Extracts from a graphics dataset:
·····

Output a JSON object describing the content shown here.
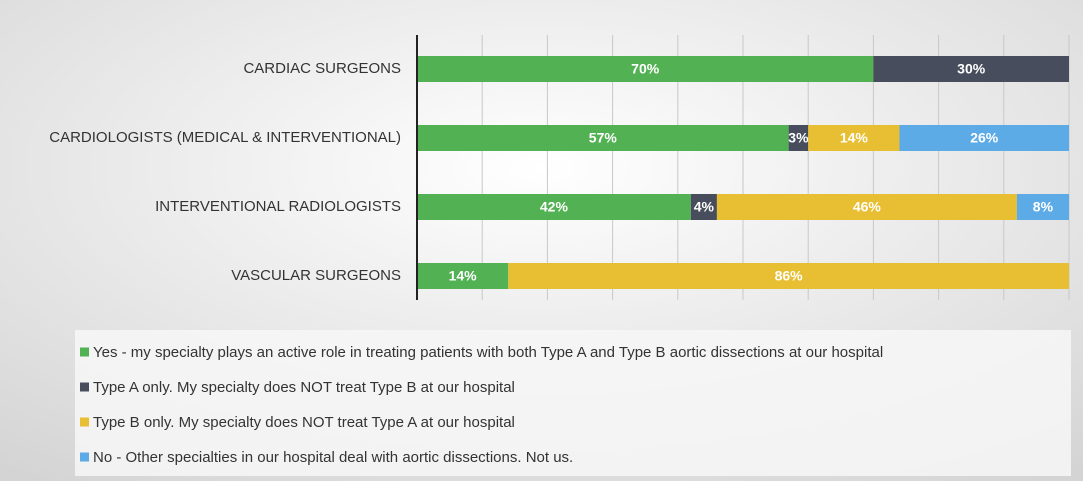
{
  "chart_data": {
    "type": "stacked-bar-horizontal",
    "categories": [
      "CARDIAC SURGEONS",
      "CARDIOLOGISTS (MEDICAL & INTERVENTIONAL)",
      "INTERVENTIONAL RADIOLOGISTS",
      "VASCULAR SURGEONS"
    ],
    "series": [
      {
        "name": "Yes - my specialty plays an active role in treating patients with both Type A and Type B aortic dissections at our hospital",
        "color": "#52b153",
        "values": [
          70,
          57,
          42,
          14
        ],
        "value_labels": [
          "70%",
          "57%",
          "42%",
          "14%"
        ]
      },
      {
        "name": "Type A only.  My specialty does NOT treat Type B at our hospital",
        "color": "#474d5d",
        "values": [
          30,
          3,
          4,
          null
        ],
        "value_labels": [
          "30%",
          "3%",
          "4%",
          null
        ]
      },
      {
        "name": "Type B only. My specialty does NOT treat Type A at our hospital",
        "color": "#e8bf32",
        "values": [
          null,
          14,
          46,
          86
        ],
        "value_labels": [
          null,
          "14%",
          "46%",
          "86%"
        ]
      },
      {
        "name": "No - Other specialties in our hospital deal with aortic dissections. Not us.",
        "color": "#5caae6",
        "values": [
          null,
          26,
          8,
          null
        ],
        "value_labels": [
          null,
          "26%",
          "8%",
          null
        ]
      }
    ],
    "xlim": [
      0,
      100
    ],
    "xticks": [
      0,
      10,
      20,
      30,
      40,
      50,
      60,
      70,
      80,
      90,
      100
    ],
    "grid": true,
    "legend": "bottom"
  }
}
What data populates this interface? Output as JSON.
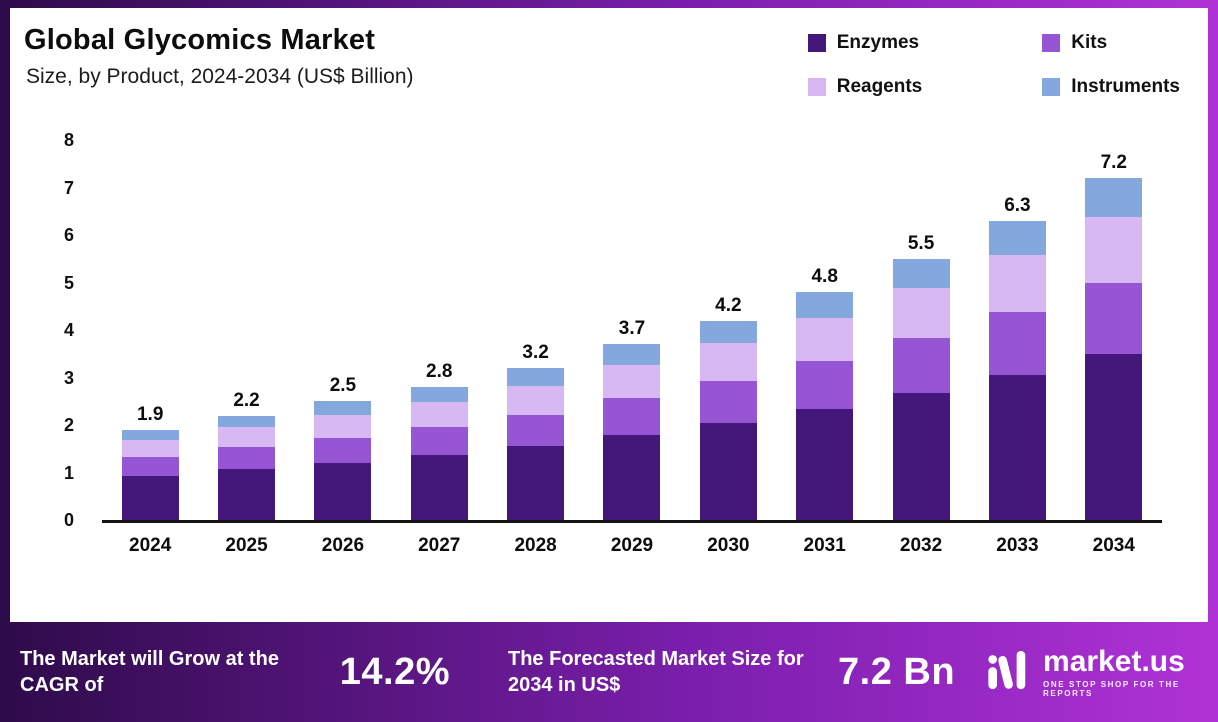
{
  "header": {
    "title": "Global Glycomics Market",
    "subtitle": "Size, by Product, 2024-2034 (US$ Billion)"
  },
  "chart_data": {
    "type": "bar",
    "stacked": true,
    "title": "Global Glycomics Market Size, by Product, 2024-2034 (US$ Billion)",
    "xlabel": "",
    "ylabel": "US$ Billion",
    "ylim": [
      0,
      8
    ],
    "yticks": [
      0,
      1,
      2,
      3,
      4,
      5,
      6,
      7,
      8
    ],
    "grid": false,
    "legend_position": "top-right",
    "categories": [
      "2024",
      "2025",
      "2026",
      "2027",
      "2028",
      "2029",
      "2030",
      "2031",
      "2032",
      "2033",
      "2034"
    ],
    "totals": [
      "1.9",
      "2.2",
      "2.5",
      "2.8",
      "3.2",
      "3.7",
      "4.2",
      "4.8",
      "5.5",
      "6.3",
      "7.2"
    ],
    "series": [
      {
        "name": "Enzymes",
        "color": "#44177a",
        "values": [
          0.92,
          1.07,
          1.21,
          1.36,
          1.55,
          1.79,
          2.04,
          2.33,
          2.67,
          3.06,
          3.49
        ]
      },
      {
        "name": "Kits",
        "color": "#9655d4",
        "values": [
          0.4,
          0.46,
          0.52,
          0.59,
          0.67,
          0.78,
          0.88,
          1.01,
          1.16,
          1.32,
          1.51
        ]
      },
      {
        "name": "Reagents",
        "color": "#d7b8f2",
        "values": [
          0.36,
          0.42,
          0.48,
          0.53,
          0.61,
          0.7,
          0.8,
          0.91,
          1.05,
          1.2,
          1.37
        ]
      },
      {
        "name": "Instruments",
        "color": "#84a7de",
        "values": [
          0.22,
          0.25,
          0.29,
          0.32,
          0.37,
          0.43,
          0.48,
          0.55,
          0.62,
          0.72,
          0.83
        ]
      }
    ]
  },
  "footer": {
    "cagr_label": "The Market will Grow at the CAGR of",
    "cagr_value": "14.2%",
    "forecast_label": "The Forecasted Market Size for 2034 in US$",
    "forecast_value": "7.2 Bn",
    "brand": "market.us",
    "brand_tagline": "One Stop Shop For The Reports"
  },
  "colors": {
    "frame_gradient_start": "#2e0b4a",
    "frame_gradient_end": "#b032d6",
    "axis": "#141414",
    "text": "#0d0d0d"
  }
}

·····

Which of the lines above hold the word "INTERVENTIONAL"? Copy each one.

      "CARDIOLOGISTS (MEDICAL & INTERVENTIONAL)",
      "INTERVENTIONAL RADIOLOGISTS",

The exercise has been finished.